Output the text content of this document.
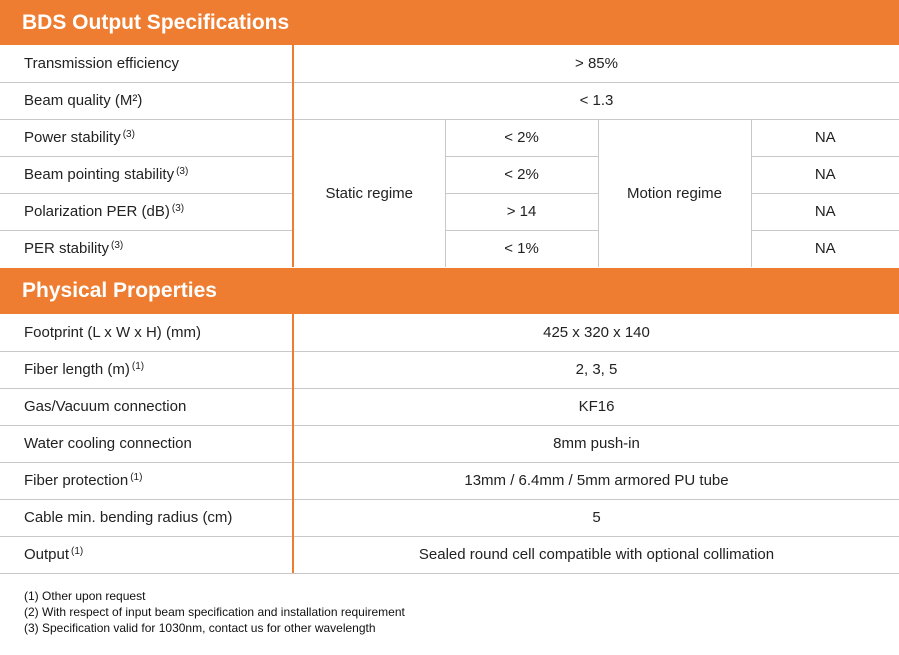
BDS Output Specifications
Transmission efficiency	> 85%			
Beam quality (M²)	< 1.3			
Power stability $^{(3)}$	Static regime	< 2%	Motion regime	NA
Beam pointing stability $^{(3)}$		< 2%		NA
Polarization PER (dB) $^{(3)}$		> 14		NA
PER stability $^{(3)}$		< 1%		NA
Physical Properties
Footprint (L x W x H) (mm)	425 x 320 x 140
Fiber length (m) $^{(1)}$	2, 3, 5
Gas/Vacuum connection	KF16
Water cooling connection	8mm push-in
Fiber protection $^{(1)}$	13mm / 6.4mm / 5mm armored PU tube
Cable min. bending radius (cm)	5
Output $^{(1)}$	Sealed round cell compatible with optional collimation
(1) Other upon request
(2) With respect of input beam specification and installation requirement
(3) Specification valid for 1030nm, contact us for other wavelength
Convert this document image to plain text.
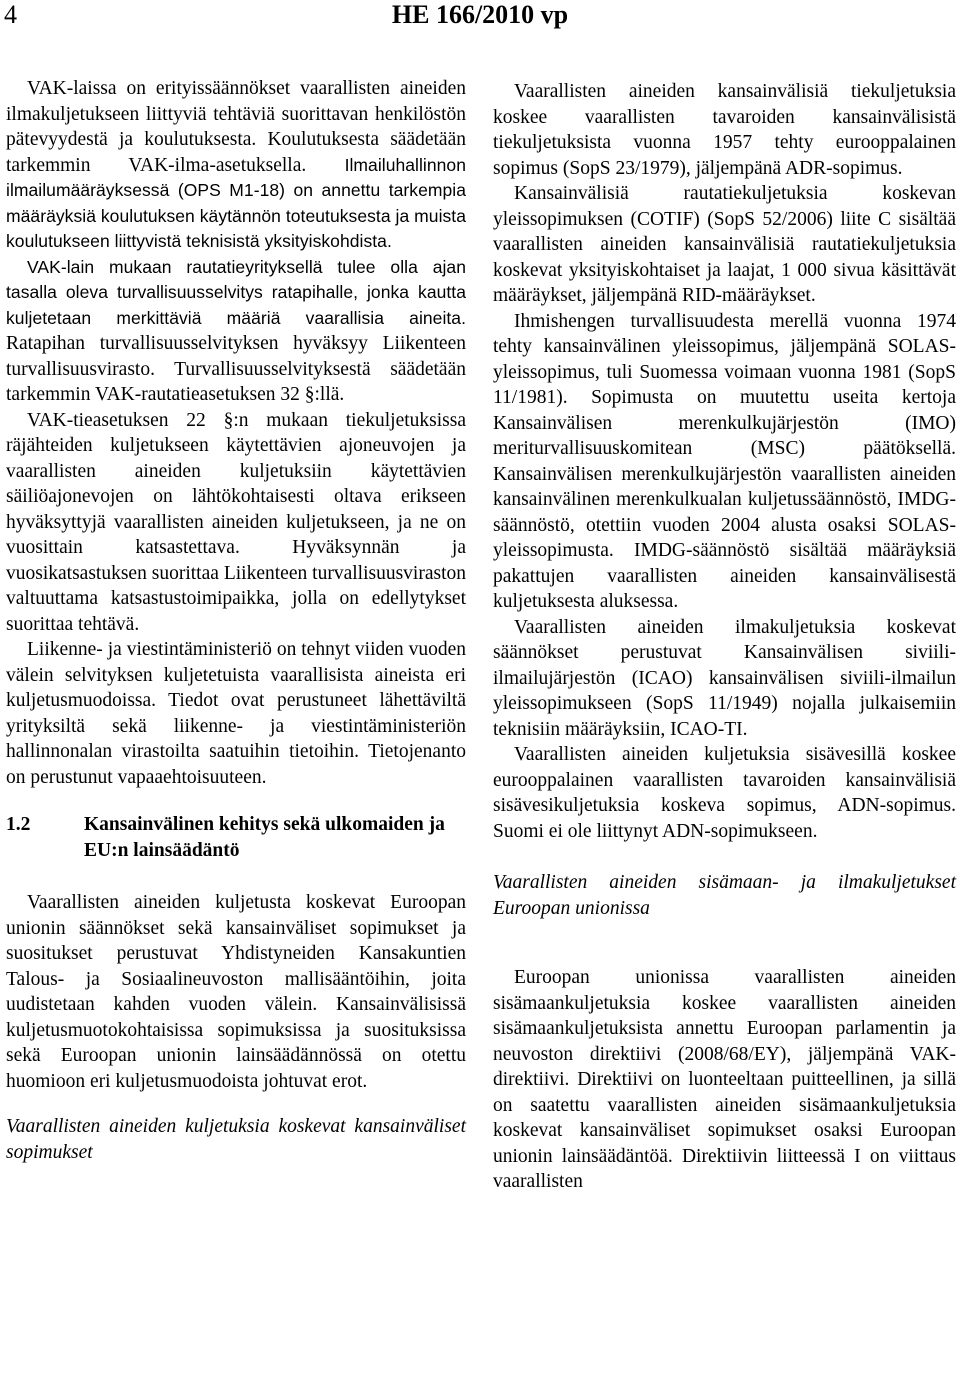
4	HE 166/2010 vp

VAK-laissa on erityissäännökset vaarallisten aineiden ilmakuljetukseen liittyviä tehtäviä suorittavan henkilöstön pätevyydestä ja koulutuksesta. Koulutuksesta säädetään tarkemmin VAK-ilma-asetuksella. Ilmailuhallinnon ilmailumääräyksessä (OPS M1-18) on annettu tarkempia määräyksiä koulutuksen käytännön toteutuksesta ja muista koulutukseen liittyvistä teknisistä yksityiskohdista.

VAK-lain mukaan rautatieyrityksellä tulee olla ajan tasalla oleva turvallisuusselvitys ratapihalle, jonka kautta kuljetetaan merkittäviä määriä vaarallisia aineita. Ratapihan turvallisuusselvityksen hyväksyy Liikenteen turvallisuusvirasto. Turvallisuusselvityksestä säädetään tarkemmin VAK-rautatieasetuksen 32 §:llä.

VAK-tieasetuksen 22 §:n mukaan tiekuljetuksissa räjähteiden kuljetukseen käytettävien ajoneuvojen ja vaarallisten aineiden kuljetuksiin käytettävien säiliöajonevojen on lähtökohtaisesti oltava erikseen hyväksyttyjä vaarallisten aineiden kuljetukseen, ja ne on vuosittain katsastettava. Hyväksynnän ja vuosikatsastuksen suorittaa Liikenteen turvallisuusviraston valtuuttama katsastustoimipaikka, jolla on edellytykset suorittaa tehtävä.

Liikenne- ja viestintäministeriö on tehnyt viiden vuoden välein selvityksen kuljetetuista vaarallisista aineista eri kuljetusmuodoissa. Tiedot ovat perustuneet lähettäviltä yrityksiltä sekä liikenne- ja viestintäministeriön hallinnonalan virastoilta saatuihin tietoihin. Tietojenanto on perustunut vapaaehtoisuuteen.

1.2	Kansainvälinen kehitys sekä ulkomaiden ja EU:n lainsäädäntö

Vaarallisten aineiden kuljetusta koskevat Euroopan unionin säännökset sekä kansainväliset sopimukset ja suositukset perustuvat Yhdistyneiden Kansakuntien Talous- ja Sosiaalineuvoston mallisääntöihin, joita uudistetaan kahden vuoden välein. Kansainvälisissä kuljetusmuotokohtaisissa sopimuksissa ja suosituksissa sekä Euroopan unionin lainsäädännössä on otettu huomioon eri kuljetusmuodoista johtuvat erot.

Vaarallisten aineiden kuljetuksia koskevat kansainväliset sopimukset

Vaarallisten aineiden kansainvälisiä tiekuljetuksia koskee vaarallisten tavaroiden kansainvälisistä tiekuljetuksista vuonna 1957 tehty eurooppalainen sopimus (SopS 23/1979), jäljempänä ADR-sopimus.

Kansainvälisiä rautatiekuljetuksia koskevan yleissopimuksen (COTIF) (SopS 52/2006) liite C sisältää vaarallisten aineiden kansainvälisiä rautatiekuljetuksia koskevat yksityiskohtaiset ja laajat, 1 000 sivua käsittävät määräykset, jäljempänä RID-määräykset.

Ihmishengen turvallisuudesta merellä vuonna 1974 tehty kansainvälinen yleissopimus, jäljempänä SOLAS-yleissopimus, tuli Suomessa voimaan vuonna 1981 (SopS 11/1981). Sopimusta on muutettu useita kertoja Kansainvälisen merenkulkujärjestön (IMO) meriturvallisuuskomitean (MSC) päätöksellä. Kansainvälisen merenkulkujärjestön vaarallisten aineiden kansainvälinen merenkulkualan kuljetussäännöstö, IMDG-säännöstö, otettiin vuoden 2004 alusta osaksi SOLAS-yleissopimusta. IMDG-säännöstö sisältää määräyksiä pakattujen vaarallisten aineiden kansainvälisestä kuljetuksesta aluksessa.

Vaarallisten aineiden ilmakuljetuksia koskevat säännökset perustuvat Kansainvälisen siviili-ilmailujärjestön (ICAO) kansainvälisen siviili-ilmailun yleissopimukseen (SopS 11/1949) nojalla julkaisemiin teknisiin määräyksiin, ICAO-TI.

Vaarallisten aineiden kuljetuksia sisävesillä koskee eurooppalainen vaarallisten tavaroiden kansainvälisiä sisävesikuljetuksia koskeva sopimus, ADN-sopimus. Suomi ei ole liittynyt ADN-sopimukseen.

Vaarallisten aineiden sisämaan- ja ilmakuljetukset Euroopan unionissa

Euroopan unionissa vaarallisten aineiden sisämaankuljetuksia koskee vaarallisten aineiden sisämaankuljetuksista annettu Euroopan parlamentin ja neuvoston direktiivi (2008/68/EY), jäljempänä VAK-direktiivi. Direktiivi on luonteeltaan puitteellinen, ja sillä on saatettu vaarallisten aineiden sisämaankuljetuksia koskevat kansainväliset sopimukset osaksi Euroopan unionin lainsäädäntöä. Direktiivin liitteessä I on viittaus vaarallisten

__________________________________________________

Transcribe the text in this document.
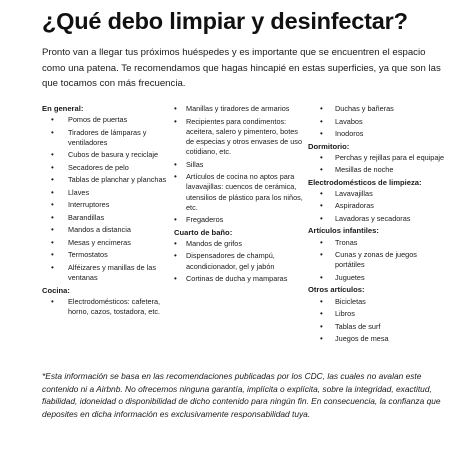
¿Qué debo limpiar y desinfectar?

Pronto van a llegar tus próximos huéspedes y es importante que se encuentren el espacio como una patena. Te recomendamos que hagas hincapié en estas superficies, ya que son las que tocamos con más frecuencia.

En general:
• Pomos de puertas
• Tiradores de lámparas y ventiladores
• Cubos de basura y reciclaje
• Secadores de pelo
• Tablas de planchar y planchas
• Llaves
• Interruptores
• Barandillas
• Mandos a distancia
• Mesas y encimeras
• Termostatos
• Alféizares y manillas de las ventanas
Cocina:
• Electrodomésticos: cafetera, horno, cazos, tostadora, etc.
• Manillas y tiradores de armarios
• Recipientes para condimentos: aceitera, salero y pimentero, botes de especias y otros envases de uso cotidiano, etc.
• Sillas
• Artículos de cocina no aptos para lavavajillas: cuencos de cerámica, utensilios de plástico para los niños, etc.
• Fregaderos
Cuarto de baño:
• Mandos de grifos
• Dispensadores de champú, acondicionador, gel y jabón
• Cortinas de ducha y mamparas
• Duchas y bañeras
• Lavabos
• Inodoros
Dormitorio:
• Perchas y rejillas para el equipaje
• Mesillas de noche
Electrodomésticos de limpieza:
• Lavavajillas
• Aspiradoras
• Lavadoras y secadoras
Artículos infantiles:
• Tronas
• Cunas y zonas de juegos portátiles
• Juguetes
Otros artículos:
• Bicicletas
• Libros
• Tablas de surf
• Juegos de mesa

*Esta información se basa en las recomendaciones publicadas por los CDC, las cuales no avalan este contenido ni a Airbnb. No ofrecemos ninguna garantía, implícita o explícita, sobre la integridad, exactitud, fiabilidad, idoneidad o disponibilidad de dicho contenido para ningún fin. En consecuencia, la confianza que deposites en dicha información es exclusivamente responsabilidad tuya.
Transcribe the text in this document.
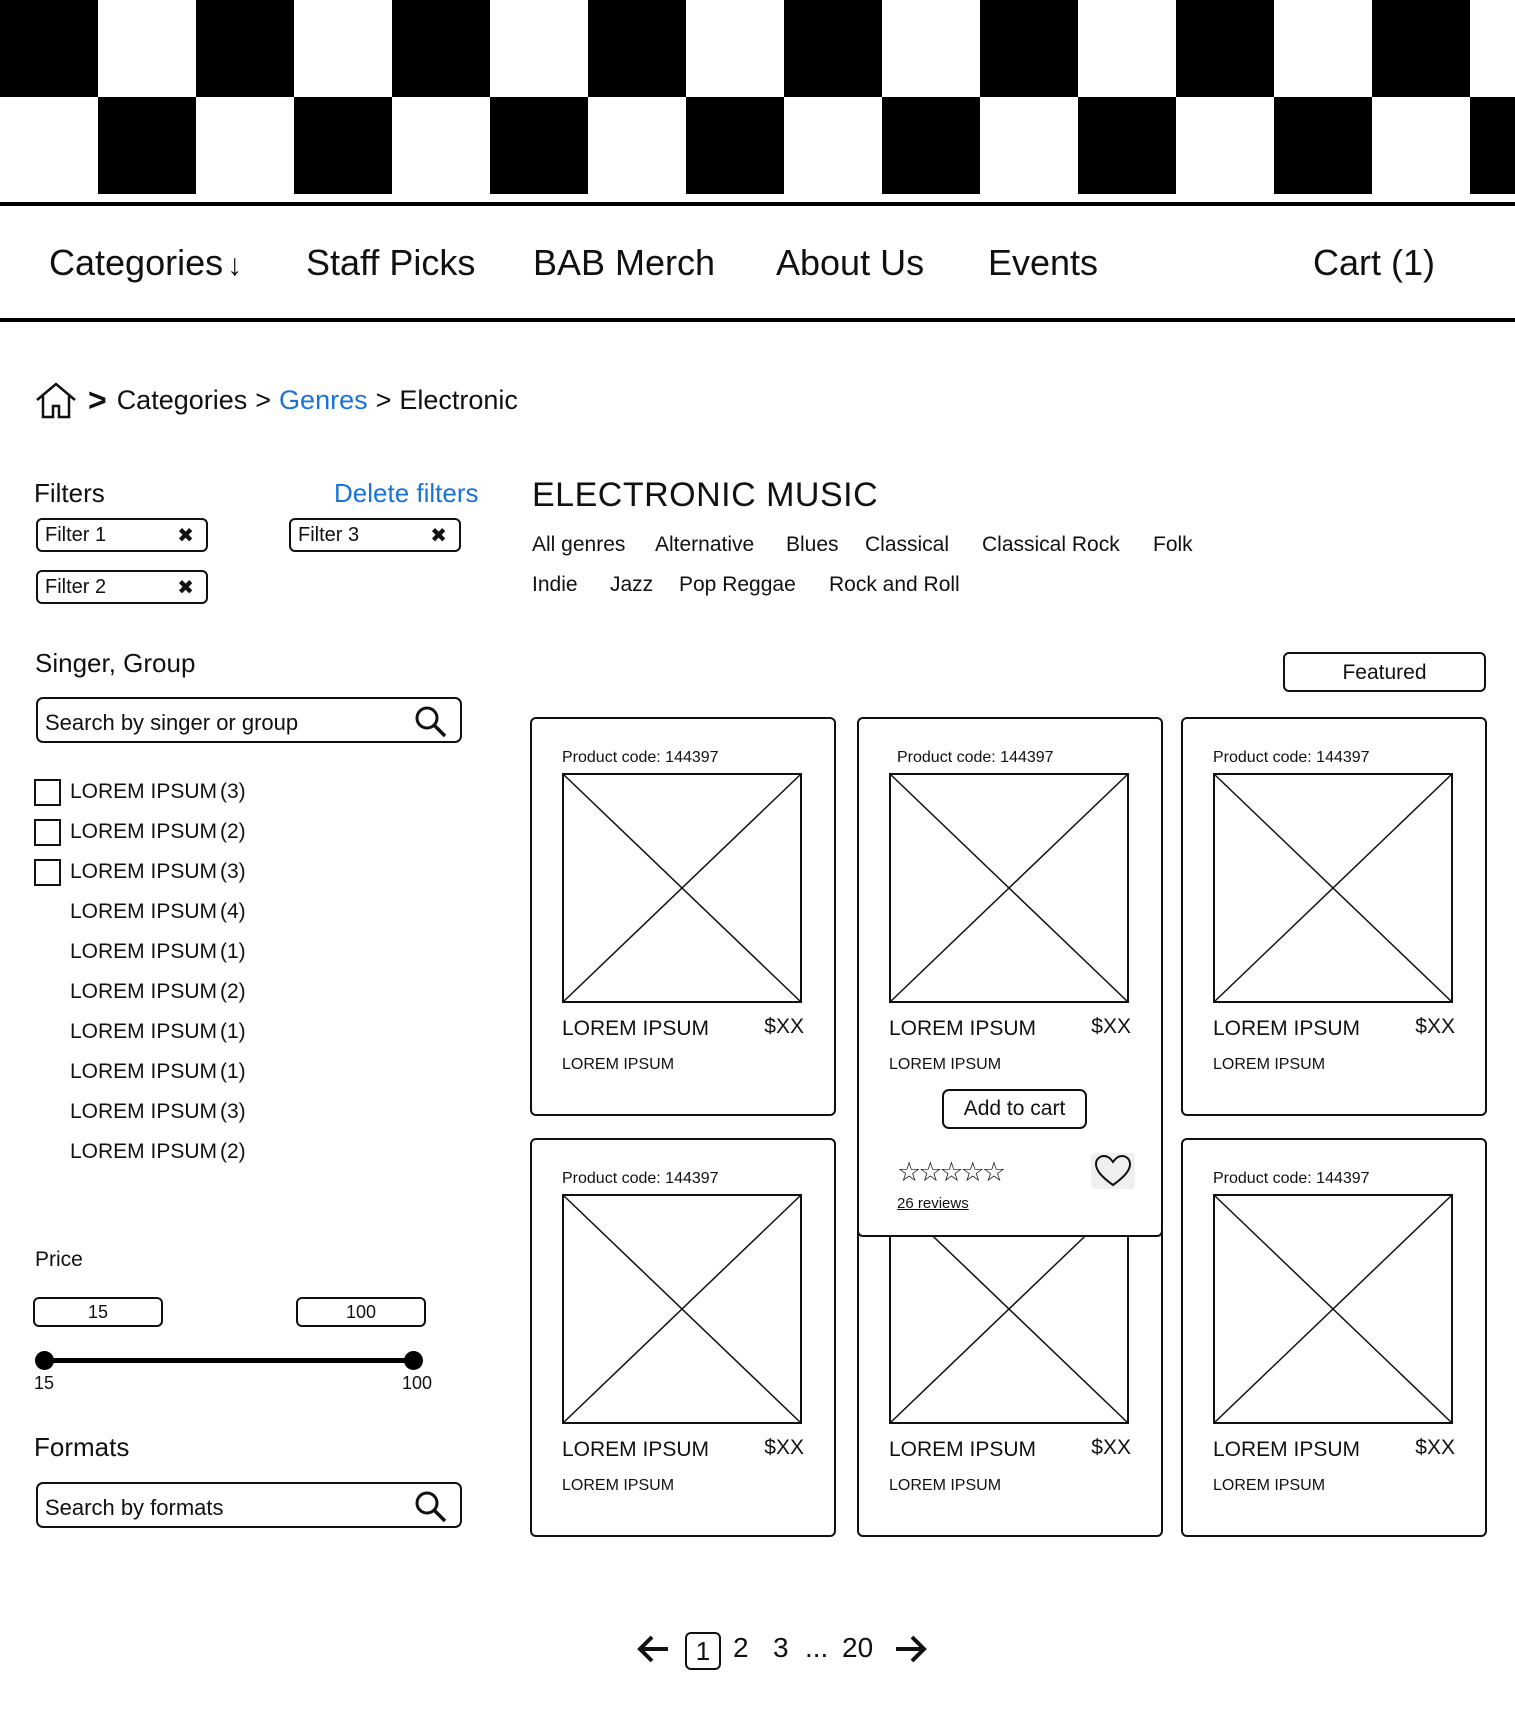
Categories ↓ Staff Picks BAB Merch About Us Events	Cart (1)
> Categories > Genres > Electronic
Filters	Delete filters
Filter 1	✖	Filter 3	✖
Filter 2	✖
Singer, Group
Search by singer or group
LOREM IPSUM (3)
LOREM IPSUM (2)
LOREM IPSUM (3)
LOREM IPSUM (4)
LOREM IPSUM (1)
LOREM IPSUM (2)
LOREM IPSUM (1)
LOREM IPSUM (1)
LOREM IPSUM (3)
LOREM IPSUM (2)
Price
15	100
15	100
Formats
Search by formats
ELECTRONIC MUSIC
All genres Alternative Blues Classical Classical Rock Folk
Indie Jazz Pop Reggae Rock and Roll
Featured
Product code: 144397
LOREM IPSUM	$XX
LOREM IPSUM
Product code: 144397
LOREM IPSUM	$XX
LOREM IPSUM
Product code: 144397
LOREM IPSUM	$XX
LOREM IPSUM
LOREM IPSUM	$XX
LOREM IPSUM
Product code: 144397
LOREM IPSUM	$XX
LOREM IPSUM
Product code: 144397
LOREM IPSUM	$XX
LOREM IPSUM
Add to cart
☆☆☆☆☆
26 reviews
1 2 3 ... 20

__________________________________________________

Where a line above contains the word "this", copy that line.

_EXERCISE OUTPUT_.
Output the text content of this document.
Convert this document image to plain text.
Transcribe the text in this document.
Transcribe the text in this document.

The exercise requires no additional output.